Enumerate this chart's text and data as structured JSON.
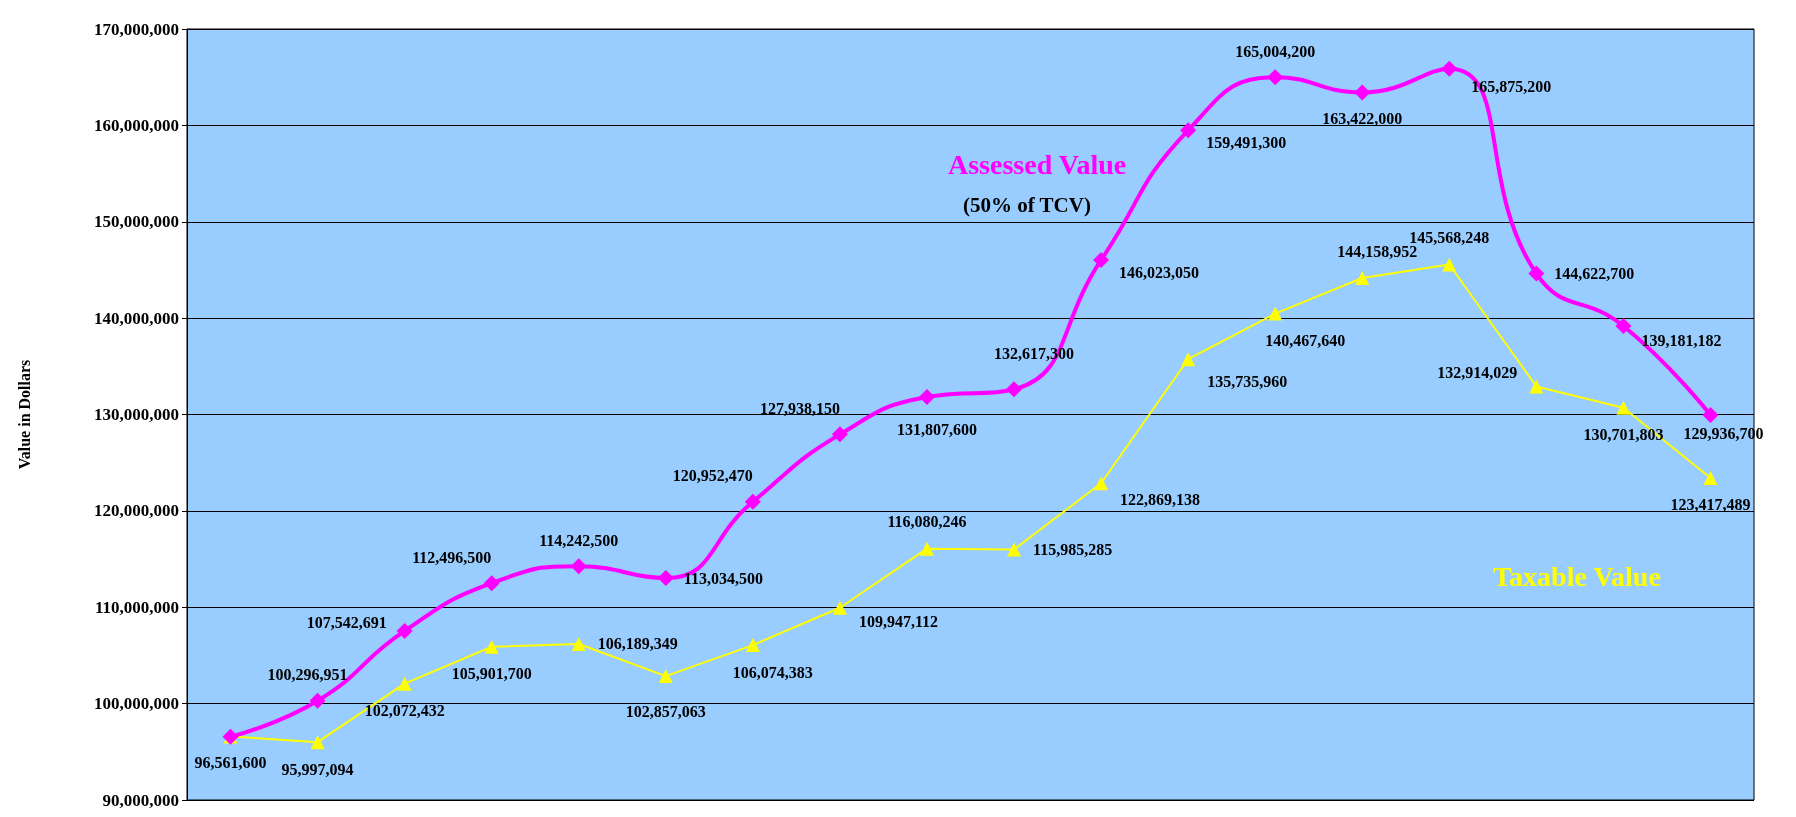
{
  "chart_data": {
    "type": "line",
    "ylabel": "Value in Dollars",
    "categories": [
      null,
      null,
      null,
      null,
      null,
      null,
      null,
      null,
      null,
      null,
      null,
      null,
      null,
      null,
      null,
      null,
      null,
      null
    ],
    "series": [
      {
        "name": "Assessed Value",
        "color": "#ff00ff",
        "marker": "diamond",
        "values": [
          96561600,
          100296951,
          107542691,
          112496500,
          114242500,
          113034500,
          120952470,
          127938150,
          131807600,
          132617300,
          146023050,
          159491300,
          165004200,
          163422000,
          165875200,
          144622700,
          139181182,
          129936700
        ],
        "value_labels": [
          "96,561,600",
          "100,296,951",
          "107,542,691",
          "112,496,500",
          "114,242,500",
          "113,034,500",
          "120,952,470",
          "127,938,150",
          "131,807,600",
          "132,617,300",
          "146,023,050",
          "159,491,300",
          "165,004,200",
          "163,422,000",
          "165,875,200",
          "144,622,700",
          "139,181,182",
          "129,936,700"
        ]
      },
      {
        "name": "Taxable Value",
        "color": "#ffff00",
        "marker": "triangle",
        "values": [
          96600000,
          95997094,
          102072432,
          105901700,
          106189349,
          102857063,
          106074383,
          109947112,
          116080246,
          115985285,
          122869138,
          135735960,
          140467640,
          144158952,
          145568248,
          132914029,
          130701803,
          123417489
        ],
        "value_labels": [
          null,
          "95,997,094",
          "102,072,432",
          "105,901,700",
          "106,189,349",
          "102,857,063",
          "106,074,383",
          "109,947,112",
          "116,080,246",
          "115,985,285",
          "122,869,138",
          "135,735,960",
          "140,467,640",
          "144,158,952",
          "145,568,248",
          "132,914,029",
          "130,701,803",
          "123,417,489"
        ]
      }
    ],
    "annotations": [
      "(50% of TCV)"
    ],
    "ylim": [
      90000000,
      170000000
    ],
    "yticks": [
      {
        "value": 90000000,
        "label": "90,000,000"
      },
      {
        "value": 100000000,
        "label": "100,000,000"
      },
      {
        "value": 110000000,
        "label": "110,000,000"
      },
      {
        "value": 120000000,
        "label": "120,000,000"
      },
      {
        "value": 130000000,
        "label": "130,000,000"
      },
      {
        "value": 140000000,
        "label": "140,000,000"
      },
      {
        "value": 150000000,
        "label": "150,000,000"
      },
      {
        "value": 160000000,
        "label": "160,000,000"
      },
      {
        "value": 170000000,
        "label": "170,000,000"
      }
    ],
    "grid": "y",
    "legend": false
  }
}
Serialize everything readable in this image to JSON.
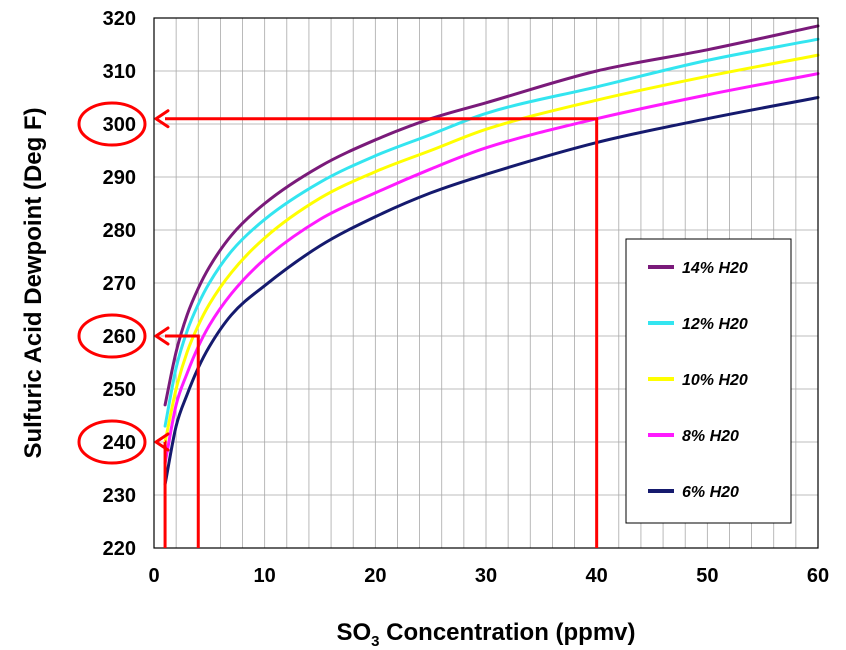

════════════════

### Exercise task:
Leave the pictures out and print the records above exactly as they stand.

### Result of the task:
Enumerate this chart's text and data as structured JSON.
{
  "chart_data": {
    "type": "line",
    "ylabel": "Value in Dollars",
    "categories": [
      null,
      null,
      null,
      null,
      null,
      null,
      null,
      null,
      null,
      null,
      null,
      null,
      null,
      null,
      null,
      null,
      null,
      null
    ],
    "series": [
      {
        "name": "Assessed Value",
        "color": "#ff00ff",
        "marker": "diamond",
        "values": [
          96561600,
          100296951,
          107542691,
          112496500,
          114242500,
          113034500,
          120952470,
          127938150,
          131807600,
          132617300,
          146023050,
          159491300,
          165004200,
          163422000,
          165875200,
          144622700,
          139181182,
          129936700
        ],
        "value_labels": [
          "96,561,600",
          "100,296,951",
          "107,542,691",
          "112,496,500",
          "114,242,500",
          "113,034,500",
          "120,952,470",
          "127,938,150",
          "131,807,600",
          "132,617,300",
          "146,023,050",
          "159,491,300",
          "165,004,200",
          "163,422,000",
          "165,875,200",
          "144,622,700",
          "139,181,182",
          "129,936,700"
        ]
      },
      {
        "name": "Taxable Value",
        "color": "#ffff00",
        "marker": "triangle",
        "values": [
          96600000,
          95997094,
          102072432,
          105901700,
          106189349,
          102857063,
          106074383,
          109947112,
          116080246,
          115985285,
          122869138,
          135735960,
          140467640,
          144158952,
          145568248,
          132914029,
          130701803,
          123417489
        ],
        "value_labels": [
          null,
          "95,997,094",
          "102,072,432",
          "105,901,700",
          "106,189,349",
          "102,857,063",
          "106,074,383",
          "109,947,112",
          "116,080,246",
          "115,985,285",
          "122,869,138",
          "135,735,960",
          "140,467,640",
          "144,158,952",
          "145,568,248",
          "132,914,029",
          "130,701,803",
          "123,417,489"
        ]
      }
    ],
    "annotations": [
      "(50% of TCV)"
    ],
    "ylim": [
      90000000,
      170000000
    ],
    "yticks": [
      {
        "value": 90000000,
        "label": "90,000,000"
      },
      {
        "value": 100000000,
        "label": "100,000,000"
      },
      {
        "value": 110000000,
        "label": "110,000,000"
      },
      {
        "value": 120000000,
        "label": "120,000,000"
      },
      {
        "value": 130000000,
        "label": "130,000,000"
      },
      {
        "value": 140000000,
        "label": "140,000,000"
      },
      {
        "value": 150000000,
        "label": "150,000,000"
      },
      {
        "value": 160000000,
        "label": "160,000,000"
      },
      {
        "value": 170000000,
        "label": "170,000,000"
      }
    ],
    "grid": "y",
    "legend": false
  }
}
Serialize everything readable in this image to JSON.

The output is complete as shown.